>>>>>

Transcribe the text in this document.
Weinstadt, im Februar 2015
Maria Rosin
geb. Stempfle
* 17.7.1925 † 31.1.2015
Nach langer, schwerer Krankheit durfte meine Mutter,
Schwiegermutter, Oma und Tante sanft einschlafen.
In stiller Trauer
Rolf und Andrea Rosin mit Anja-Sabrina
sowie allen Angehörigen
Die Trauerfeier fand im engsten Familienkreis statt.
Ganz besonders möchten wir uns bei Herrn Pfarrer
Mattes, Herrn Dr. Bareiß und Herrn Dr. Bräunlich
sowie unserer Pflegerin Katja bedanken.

<<<<<

> **YOUR OBJECTIVE**
Take the entries above and transcribe them exactly.

> **SOLVED EXERCISE**
Transcribe the text in this document.
Weinstadt, im Februar 2015
Maria Rosin
geb. Stempfle
* 17.7.1925 † 31.1.2015
Nach langer, schwerer Krankheit durfte meine Mutter,
Schwiegermutter, Oma und Tante sanft einschlafen.
In stiller Trauer
Rolf und Andrea Rosin mit Anja-Sabrina
sowie allen Angehörigen
Die Trauerfeier fand im engsten Familienkreis statt.
Ganz besonders möchten wir uns bei Herrn Pfarrer
Mattes, Herrn Dr. Bareiß und Herrn Dr. Bräunlich
sowie unserer Pflegerin Katja bedanken.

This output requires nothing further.